Chinese transcription(s)
- Xiaoshan Subdistrict Location in Hebei
- Country: China
- Province: Hebei
- Prefecture: Tangshan

Area
- • Total: 4.7 km^{2} (1.8 sq mi)

Population (2020)
- • Total: 14,800
- • Density: 3,100/km^{2} (8,200/sq mi)
- Time zone: UTC+8 (China Standard Time)

= Xiaoshan Subdistrict =

Xiaoshan Subdistrict (小山街道 (Xiǎoshān Jiēdào)) is a subdistrict of Lunan District, Tangshan, Hebei, China. The subdistrict spans an area of 4.7 km2, and has a hukou population of 14,800.

» **Exercise brief**: According to the Xiaoshan Subdistrict entry, which district is the subdistrict part of?

» **Stored data**:
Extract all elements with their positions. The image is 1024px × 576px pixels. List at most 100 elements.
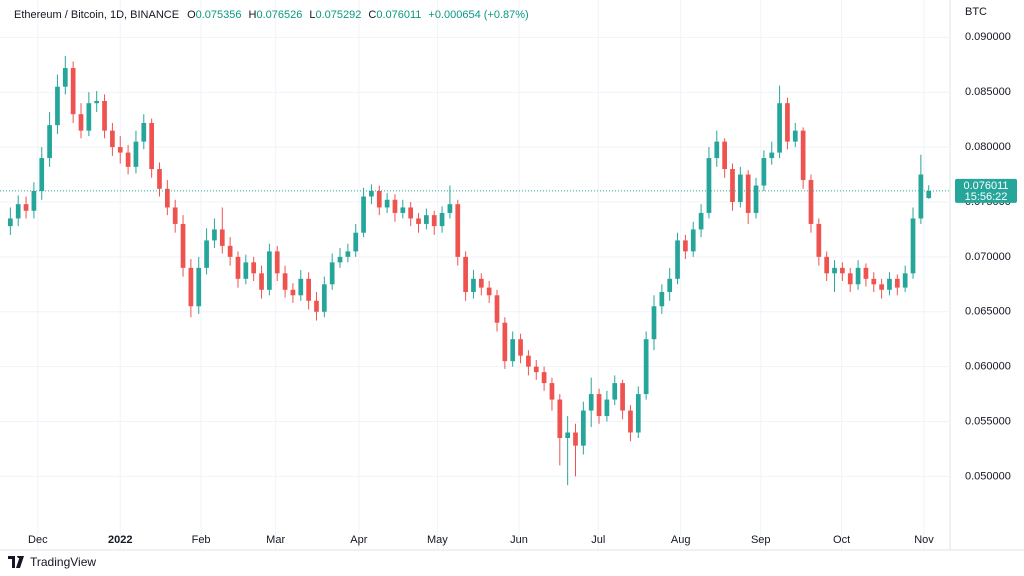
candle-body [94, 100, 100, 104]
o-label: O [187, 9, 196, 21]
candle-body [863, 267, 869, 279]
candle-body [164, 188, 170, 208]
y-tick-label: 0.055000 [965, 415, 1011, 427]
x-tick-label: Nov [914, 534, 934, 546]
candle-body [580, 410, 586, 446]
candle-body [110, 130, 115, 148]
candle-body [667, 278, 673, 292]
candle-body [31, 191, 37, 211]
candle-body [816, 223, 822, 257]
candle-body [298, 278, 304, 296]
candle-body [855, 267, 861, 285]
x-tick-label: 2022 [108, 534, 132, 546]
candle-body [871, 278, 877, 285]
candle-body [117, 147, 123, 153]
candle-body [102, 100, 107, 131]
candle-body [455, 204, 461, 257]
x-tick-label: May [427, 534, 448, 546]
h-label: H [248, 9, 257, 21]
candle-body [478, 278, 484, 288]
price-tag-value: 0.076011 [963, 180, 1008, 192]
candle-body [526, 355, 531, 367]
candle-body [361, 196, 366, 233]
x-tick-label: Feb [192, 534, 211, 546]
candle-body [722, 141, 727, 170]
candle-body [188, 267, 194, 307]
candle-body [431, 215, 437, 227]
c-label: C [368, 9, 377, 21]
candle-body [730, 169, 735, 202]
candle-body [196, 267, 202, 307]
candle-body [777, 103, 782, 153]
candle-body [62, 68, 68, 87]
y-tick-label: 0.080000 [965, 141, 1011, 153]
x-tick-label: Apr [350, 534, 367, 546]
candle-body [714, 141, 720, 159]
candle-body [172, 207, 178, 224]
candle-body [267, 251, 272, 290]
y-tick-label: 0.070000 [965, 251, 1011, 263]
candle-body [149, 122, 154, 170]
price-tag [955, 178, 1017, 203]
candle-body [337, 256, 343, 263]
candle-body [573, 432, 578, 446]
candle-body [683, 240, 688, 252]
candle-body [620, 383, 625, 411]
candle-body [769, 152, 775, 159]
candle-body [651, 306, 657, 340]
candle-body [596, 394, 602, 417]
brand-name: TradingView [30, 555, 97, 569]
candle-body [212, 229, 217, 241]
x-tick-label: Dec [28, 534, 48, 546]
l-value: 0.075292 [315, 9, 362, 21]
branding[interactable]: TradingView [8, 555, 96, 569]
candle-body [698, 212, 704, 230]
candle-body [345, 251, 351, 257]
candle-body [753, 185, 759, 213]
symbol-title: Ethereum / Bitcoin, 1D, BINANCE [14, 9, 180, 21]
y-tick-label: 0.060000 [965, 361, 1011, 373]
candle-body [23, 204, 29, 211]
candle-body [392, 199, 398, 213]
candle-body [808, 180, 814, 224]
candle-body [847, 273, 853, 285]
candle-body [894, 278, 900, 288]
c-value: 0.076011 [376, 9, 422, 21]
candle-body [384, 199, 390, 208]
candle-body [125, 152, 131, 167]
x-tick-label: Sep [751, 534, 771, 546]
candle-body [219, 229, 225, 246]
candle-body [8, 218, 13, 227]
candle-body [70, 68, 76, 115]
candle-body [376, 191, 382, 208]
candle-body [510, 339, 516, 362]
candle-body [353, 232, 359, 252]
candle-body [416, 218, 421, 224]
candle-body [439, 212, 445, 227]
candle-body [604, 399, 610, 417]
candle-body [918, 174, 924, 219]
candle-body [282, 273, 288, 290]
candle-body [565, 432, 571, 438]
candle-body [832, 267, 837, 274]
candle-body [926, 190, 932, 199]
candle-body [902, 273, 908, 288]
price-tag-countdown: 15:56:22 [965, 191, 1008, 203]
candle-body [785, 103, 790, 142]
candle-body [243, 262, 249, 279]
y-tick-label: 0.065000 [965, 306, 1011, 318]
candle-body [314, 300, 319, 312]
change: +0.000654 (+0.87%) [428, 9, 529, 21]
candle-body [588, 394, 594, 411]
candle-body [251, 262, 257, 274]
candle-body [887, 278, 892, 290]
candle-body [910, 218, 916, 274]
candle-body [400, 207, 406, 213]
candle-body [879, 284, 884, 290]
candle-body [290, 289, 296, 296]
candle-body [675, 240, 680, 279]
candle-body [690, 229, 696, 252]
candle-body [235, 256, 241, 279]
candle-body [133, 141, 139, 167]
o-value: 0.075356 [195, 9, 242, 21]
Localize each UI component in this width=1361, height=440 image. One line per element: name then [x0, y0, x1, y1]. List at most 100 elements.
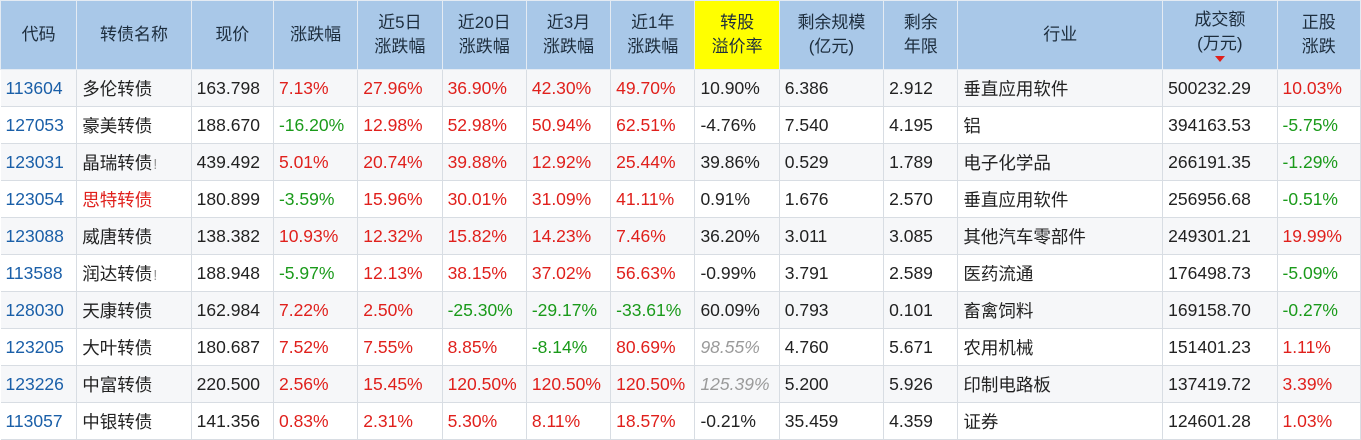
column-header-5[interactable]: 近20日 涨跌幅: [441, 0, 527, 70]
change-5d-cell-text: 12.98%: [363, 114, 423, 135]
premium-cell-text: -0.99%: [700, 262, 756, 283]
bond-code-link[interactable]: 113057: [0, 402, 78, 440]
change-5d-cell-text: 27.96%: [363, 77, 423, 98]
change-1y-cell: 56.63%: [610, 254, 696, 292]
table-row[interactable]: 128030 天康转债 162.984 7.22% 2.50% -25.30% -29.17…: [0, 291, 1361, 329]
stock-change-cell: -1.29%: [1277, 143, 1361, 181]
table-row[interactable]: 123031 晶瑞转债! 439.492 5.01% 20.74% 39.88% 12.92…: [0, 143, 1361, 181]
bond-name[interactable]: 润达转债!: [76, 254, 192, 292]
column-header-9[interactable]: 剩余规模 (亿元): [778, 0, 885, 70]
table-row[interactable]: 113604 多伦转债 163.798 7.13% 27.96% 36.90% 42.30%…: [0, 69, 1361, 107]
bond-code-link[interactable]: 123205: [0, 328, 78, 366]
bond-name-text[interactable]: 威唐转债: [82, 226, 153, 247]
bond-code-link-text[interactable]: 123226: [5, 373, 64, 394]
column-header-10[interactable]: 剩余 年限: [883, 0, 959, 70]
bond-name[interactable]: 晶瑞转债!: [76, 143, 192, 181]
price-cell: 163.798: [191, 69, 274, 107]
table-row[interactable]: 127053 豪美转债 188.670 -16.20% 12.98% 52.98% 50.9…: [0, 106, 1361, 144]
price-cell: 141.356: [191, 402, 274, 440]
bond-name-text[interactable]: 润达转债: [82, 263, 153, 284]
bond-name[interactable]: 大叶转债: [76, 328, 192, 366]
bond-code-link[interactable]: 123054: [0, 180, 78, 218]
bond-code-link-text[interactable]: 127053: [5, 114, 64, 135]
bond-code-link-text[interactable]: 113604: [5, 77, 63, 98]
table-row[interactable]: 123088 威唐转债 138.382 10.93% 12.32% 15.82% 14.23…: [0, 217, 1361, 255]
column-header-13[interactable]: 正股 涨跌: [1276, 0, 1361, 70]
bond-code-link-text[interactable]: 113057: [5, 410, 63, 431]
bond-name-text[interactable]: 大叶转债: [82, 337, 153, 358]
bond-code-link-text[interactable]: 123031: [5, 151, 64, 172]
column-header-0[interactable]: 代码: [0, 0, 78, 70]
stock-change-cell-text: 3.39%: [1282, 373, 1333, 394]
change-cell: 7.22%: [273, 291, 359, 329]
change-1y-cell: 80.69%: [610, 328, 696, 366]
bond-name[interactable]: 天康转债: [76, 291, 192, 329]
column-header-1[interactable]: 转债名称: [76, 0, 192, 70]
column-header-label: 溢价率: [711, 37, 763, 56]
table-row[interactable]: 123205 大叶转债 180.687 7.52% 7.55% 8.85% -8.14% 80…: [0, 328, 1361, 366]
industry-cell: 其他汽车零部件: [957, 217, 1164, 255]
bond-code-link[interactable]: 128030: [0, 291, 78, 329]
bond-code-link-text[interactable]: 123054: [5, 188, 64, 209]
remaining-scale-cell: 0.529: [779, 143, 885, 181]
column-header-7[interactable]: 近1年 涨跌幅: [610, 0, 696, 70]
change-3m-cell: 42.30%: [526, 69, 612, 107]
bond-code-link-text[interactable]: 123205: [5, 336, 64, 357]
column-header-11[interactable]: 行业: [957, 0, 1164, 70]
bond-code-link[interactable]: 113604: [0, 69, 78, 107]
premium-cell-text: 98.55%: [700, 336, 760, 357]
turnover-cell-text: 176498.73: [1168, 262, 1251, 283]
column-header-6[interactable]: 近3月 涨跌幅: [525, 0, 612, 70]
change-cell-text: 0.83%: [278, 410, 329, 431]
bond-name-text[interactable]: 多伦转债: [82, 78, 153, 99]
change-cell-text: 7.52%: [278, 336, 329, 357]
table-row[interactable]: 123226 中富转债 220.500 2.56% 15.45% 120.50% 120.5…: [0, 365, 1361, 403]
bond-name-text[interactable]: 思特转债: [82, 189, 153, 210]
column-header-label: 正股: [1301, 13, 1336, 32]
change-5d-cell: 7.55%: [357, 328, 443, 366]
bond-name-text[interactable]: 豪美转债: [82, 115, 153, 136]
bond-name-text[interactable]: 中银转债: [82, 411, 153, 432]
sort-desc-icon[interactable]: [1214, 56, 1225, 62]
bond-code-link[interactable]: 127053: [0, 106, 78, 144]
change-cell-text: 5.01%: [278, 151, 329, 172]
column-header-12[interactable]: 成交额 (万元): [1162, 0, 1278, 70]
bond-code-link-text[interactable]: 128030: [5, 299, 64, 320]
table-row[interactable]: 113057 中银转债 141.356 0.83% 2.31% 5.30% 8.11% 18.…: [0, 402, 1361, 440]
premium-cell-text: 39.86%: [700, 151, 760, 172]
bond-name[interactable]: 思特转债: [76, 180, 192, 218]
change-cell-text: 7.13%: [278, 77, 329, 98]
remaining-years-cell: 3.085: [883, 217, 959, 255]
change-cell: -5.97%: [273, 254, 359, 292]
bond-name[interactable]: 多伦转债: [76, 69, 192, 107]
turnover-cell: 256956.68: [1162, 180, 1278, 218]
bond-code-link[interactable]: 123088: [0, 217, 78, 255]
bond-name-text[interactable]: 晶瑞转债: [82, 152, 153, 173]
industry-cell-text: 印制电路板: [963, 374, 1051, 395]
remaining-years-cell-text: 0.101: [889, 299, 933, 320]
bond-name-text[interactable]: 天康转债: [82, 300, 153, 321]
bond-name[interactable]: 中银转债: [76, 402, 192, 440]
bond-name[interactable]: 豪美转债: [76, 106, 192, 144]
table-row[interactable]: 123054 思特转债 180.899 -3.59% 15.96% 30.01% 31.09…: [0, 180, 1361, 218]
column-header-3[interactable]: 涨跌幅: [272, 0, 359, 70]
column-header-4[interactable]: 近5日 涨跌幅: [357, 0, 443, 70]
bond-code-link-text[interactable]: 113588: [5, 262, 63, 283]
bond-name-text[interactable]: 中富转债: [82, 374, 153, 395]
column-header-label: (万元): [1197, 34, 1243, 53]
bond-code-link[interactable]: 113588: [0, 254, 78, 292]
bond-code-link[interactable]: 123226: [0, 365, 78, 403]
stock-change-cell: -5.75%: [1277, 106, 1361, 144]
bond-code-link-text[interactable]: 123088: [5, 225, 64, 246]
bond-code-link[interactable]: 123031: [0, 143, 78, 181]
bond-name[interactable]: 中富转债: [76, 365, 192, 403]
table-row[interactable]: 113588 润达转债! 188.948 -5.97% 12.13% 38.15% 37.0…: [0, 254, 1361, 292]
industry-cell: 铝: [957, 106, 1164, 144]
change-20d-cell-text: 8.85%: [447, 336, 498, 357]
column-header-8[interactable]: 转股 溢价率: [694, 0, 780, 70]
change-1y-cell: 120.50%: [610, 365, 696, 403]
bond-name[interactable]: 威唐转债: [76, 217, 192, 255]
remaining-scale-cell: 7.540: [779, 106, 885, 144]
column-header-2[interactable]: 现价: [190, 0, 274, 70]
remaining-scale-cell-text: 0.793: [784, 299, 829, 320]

» **Result**: Lunan District, Tangshan, Hebei